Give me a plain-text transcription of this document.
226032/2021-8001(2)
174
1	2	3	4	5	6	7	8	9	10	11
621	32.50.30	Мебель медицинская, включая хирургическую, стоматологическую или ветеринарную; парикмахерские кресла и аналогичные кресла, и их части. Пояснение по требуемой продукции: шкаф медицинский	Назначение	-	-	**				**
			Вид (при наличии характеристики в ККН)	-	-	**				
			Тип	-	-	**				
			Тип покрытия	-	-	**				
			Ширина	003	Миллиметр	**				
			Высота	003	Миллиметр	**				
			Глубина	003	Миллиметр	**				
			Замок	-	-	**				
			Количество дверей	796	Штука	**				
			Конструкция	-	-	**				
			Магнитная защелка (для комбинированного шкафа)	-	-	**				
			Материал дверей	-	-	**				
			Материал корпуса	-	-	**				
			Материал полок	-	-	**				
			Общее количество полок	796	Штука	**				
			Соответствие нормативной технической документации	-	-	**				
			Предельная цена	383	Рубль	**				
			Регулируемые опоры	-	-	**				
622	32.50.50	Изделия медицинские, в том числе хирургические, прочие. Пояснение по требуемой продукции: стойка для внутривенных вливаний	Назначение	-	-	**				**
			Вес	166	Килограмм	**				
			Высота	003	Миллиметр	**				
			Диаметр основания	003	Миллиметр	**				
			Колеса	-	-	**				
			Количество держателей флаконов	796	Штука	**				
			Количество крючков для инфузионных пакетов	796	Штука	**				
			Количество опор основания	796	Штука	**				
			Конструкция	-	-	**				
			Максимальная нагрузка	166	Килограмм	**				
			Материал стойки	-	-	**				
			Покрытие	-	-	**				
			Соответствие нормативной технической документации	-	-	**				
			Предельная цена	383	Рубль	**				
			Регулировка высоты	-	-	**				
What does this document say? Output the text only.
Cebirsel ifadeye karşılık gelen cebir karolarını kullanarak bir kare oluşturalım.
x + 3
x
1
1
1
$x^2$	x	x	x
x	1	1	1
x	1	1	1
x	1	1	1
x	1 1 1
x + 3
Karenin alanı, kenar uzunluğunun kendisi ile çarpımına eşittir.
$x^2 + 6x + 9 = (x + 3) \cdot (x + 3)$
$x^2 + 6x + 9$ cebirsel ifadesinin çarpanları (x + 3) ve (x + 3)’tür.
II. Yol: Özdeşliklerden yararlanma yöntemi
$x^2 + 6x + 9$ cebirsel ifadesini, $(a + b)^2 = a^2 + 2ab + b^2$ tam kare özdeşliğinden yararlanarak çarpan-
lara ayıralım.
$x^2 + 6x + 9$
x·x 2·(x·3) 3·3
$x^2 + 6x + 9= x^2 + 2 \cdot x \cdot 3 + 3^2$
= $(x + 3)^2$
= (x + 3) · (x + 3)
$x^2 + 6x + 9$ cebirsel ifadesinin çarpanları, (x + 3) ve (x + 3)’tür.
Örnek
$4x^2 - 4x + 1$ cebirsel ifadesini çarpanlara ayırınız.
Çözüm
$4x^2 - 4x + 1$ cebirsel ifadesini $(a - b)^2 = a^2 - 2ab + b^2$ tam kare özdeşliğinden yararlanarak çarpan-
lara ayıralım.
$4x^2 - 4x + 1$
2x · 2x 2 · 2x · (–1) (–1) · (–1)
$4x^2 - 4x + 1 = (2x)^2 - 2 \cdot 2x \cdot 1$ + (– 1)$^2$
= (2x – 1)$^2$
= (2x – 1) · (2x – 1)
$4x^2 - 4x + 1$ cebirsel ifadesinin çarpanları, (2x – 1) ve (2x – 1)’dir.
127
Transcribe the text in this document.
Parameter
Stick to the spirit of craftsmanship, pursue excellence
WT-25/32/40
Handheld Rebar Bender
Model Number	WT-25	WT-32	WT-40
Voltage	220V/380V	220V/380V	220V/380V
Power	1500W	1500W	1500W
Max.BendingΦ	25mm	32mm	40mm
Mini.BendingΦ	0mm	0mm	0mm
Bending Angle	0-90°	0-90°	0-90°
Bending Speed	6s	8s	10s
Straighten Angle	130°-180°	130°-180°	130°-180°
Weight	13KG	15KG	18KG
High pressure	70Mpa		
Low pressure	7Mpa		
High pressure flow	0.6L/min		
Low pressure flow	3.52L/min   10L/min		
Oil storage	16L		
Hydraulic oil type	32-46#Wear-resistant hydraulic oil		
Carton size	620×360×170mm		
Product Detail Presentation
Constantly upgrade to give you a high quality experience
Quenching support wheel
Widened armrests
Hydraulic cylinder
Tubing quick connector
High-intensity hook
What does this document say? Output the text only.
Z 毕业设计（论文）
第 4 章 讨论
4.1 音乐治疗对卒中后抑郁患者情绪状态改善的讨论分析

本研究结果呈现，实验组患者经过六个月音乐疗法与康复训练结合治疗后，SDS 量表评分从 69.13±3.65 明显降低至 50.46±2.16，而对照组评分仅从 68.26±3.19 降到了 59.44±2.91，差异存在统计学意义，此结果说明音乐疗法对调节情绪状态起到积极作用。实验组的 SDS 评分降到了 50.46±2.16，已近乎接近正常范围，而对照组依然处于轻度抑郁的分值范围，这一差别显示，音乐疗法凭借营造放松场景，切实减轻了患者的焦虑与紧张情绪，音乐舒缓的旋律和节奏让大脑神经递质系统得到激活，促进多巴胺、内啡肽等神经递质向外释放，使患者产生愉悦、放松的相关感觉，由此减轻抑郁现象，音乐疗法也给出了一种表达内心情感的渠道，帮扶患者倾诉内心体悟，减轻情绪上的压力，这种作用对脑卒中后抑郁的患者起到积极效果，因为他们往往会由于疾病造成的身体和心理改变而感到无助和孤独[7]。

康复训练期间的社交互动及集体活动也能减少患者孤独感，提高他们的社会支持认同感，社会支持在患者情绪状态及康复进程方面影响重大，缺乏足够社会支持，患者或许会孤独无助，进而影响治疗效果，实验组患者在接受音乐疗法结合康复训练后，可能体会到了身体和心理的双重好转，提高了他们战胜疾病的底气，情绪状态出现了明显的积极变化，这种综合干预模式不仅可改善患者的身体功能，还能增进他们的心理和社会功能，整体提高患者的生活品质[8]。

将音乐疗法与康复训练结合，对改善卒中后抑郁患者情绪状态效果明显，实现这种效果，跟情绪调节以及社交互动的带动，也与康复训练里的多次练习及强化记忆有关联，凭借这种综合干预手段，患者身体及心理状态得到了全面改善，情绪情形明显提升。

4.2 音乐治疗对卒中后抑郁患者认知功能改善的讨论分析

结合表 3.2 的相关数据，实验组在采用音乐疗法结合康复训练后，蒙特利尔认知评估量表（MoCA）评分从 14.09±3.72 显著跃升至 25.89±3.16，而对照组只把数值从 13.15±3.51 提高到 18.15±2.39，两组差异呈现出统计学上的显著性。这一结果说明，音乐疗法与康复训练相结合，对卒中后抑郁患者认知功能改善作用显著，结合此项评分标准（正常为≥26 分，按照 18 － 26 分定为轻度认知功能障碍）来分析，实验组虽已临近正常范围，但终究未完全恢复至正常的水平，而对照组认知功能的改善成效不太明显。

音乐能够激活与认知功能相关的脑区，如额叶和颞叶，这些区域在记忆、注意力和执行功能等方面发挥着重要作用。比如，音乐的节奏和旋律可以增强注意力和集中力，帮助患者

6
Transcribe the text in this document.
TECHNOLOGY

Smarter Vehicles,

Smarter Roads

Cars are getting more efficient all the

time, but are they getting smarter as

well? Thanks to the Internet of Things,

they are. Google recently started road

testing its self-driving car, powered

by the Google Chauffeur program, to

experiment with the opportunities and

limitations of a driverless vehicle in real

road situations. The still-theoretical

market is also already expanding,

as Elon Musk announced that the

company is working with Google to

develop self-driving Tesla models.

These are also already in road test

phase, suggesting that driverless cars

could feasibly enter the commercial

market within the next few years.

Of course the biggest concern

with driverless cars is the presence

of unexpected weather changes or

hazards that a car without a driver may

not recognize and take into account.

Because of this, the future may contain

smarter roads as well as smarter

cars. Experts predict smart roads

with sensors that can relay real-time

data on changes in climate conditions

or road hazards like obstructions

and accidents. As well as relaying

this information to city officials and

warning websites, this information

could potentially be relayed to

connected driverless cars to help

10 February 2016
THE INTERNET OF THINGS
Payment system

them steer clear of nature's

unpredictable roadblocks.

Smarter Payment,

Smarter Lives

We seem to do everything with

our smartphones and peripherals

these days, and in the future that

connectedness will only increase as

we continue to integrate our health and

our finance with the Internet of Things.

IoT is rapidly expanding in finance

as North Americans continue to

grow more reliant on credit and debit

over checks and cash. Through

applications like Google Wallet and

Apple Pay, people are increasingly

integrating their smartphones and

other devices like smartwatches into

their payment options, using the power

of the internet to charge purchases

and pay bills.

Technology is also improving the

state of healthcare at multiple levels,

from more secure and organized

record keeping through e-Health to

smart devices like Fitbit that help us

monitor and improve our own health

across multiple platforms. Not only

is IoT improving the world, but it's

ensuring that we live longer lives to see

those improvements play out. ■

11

....................

SHORT TASK »
Pick out the lines above that hold the string "flow" and show them.

CORRECT ANSWER »
High pressure flow	0.6L/min		
Low pressure flow	3.52L/min   10L/min		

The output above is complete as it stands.